- Provided entries -
== == ==
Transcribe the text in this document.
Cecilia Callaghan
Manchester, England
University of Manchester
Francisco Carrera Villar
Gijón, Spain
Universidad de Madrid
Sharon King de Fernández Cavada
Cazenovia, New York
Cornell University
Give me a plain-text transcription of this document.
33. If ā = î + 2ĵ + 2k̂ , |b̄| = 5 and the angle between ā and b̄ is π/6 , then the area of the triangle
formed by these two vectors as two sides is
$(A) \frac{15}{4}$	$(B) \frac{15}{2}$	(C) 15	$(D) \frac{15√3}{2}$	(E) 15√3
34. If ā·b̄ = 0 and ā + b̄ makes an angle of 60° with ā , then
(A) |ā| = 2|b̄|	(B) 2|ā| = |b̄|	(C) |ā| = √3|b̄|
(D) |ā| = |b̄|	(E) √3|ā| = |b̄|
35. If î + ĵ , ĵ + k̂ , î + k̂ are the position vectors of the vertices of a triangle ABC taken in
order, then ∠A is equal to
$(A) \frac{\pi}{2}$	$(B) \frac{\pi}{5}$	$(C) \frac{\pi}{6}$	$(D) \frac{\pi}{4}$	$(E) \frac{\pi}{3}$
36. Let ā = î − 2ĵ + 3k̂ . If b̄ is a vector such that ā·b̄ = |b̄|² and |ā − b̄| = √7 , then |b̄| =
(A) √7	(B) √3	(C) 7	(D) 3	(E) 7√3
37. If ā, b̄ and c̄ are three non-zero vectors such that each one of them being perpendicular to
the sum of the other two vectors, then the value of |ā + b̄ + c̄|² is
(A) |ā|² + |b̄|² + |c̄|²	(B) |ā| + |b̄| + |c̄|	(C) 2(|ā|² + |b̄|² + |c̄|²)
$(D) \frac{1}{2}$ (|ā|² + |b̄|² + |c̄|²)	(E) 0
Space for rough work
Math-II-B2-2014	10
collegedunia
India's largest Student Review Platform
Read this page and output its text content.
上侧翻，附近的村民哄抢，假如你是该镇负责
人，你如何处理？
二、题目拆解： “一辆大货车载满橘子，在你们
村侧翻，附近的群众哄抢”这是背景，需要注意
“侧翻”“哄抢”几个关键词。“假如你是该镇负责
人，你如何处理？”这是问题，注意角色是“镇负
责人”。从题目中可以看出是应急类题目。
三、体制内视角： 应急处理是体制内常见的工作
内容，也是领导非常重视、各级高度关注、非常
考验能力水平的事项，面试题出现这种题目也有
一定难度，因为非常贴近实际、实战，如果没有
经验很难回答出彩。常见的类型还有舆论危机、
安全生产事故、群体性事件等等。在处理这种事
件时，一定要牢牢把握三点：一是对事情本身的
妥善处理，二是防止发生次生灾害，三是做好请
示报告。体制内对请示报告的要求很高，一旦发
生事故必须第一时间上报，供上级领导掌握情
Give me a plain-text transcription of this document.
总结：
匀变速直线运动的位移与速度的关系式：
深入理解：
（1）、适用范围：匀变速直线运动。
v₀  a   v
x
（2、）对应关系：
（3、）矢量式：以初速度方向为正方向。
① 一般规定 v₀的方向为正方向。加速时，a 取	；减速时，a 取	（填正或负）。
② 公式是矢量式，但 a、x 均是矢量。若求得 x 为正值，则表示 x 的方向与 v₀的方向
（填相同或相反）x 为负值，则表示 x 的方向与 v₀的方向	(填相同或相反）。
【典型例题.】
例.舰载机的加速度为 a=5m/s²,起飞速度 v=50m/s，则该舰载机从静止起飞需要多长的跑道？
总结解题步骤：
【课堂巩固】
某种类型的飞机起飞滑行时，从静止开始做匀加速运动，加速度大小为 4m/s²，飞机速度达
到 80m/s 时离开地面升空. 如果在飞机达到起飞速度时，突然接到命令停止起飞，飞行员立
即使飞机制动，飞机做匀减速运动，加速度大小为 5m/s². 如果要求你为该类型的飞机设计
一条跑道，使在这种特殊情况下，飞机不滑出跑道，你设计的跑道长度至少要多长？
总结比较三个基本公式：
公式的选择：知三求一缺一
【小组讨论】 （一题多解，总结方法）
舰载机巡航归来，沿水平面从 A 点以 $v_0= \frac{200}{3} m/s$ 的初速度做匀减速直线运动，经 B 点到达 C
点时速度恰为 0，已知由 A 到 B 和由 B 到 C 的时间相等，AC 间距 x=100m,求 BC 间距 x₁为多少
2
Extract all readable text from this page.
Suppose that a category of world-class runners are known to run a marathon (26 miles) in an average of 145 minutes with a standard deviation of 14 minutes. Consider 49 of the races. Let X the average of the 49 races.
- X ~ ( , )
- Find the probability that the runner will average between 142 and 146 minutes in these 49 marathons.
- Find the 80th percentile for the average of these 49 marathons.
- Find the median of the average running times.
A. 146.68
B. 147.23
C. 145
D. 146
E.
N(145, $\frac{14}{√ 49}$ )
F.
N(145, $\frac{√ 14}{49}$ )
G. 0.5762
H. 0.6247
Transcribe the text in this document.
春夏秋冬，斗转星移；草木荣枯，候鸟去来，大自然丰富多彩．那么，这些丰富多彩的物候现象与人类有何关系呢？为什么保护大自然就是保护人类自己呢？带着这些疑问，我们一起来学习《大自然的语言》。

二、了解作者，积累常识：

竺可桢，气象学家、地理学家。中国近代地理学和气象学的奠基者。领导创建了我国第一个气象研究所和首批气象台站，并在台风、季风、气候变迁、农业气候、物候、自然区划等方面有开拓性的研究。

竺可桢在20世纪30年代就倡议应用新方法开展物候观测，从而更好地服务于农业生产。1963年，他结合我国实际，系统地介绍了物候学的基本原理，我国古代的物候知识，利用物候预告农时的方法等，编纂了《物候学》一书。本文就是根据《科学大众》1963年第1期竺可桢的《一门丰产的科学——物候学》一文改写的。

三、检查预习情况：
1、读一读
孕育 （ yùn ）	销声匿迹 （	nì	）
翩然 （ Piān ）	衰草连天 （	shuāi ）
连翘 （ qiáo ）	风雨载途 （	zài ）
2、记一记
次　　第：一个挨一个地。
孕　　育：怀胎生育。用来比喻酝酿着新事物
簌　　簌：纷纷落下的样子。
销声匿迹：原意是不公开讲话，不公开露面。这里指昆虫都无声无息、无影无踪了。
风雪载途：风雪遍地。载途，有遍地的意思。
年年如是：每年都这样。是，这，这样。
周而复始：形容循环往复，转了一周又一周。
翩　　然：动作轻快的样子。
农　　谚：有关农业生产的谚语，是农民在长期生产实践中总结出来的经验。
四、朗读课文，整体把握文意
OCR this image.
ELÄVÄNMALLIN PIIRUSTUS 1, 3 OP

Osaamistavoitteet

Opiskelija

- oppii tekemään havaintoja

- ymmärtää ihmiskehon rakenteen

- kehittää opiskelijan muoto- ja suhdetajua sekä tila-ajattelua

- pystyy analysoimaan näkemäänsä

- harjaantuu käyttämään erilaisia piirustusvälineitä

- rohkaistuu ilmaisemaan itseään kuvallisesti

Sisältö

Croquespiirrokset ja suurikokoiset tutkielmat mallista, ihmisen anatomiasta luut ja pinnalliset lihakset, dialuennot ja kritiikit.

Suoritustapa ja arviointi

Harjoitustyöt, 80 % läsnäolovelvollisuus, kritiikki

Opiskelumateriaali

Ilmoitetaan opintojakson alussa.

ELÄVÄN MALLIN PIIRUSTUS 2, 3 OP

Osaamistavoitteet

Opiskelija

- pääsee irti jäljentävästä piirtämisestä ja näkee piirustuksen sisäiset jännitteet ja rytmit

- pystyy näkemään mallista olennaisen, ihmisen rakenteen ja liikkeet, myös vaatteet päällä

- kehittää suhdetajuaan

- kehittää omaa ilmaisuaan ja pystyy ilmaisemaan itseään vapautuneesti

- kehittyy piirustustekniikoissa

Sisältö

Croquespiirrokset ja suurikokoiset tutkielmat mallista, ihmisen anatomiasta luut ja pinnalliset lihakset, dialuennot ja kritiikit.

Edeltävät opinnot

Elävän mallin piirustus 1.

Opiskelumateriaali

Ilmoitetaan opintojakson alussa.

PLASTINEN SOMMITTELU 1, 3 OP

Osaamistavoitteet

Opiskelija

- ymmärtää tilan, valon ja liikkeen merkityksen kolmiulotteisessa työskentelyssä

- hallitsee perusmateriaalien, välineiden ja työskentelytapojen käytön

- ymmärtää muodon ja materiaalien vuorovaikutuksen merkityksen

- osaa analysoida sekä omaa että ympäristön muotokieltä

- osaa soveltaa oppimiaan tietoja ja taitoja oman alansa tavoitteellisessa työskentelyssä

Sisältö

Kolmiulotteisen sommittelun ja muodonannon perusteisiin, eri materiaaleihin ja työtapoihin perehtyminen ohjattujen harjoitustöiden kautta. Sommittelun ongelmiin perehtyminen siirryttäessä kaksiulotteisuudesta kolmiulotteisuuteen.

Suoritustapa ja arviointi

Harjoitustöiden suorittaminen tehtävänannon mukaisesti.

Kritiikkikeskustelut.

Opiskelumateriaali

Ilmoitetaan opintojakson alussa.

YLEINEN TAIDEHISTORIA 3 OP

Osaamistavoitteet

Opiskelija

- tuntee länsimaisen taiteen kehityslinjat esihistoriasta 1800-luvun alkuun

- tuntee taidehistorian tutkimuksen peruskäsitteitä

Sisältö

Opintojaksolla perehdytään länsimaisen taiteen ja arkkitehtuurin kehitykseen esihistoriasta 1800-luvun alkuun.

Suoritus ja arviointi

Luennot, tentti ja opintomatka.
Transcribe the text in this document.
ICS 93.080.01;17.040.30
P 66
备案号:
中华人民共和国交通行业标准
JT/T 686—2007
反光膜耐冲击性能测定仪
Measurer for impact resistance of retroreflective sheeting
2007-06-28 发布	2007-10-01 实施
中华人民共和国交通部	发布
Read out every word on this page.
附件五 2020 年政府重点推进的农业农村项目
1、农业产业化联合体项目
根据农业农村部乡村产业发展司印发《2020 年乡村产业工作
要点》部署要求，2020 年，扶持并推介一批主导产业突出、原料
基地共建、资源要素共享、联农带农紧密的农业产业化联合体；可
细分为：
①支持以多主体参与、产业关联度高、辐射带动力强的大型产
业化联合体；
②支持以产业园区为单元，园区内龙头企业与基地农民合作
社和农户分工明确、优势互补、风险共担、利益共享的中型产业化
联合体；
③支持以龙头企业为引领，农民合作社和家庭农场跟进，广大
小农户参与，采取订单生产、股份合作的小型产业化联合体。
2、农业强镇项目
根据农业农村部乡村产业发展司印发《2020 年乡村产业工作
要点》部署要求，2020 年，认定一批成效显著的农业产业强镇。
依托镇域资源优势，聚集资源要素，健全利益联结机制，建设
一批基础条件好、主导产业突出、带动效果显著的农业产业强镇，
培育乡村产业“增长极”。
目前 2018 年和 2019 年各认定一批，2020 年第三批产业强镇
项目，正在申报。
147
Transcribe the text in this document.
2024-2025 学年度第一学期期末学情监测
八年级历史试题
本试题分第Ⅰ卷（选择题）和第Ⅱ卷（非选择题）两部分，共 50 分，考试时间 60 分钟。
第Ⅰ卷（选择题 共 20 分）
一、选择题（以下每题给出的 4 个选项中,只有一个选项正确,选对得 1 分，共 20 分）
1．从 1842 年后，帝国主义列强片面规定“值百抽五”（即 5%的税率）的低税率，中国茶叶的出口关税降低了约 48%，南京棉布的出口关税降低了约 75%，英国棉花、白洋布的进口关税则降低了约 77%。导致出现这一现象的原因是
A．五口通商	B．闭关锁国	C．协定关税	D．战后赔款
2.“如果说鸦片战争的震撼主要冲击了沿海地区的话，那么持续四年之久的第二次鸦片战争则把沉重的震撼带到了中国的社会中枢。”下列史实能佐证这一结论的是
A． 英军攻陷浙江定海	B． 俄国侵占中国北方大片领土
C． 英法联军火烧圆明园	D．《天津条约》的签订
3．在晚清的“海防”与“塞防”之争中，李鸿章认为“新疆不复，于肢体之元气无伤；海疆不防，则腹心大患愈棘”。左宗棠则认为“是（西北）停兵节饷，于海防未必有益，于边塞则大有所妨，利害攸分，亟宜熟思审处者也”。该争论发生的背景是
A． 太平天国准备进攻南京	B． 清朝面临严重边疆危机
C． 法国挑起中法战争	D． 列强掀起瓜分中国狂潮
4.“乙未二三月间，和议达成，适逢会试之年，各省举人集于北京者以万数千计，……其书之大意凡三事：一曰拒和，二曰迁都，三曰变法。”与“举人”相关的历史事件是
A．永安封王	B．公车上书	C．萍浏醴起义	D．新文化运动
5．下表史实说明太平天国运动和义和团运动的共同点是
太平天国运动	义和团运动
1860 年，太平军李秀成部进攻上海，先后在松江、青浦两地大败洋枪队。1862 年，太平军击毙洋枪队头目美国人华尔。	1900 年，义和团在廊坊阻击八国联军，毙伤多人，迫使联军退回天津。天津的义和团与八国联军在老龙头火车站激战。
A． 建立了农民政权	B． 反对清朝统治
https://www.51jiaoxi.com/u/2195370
== == ==
- What is expected -
In the listing, find all lines with the string "average" and copy them.

- Response to the task -
Suppose that a category of world-class runners are known to run a marathon (26 miles) in an average of 145 minutes with a standard deviation of 14 minutes. Consider 49 of the races. Let X the average of the 49 races.
- Find the probability that the runner will average between 142 and 146 minutes in these 49 marathons.
- Find the 80th percentile for the average of these 49 marathons.
- Find the median of the average running times.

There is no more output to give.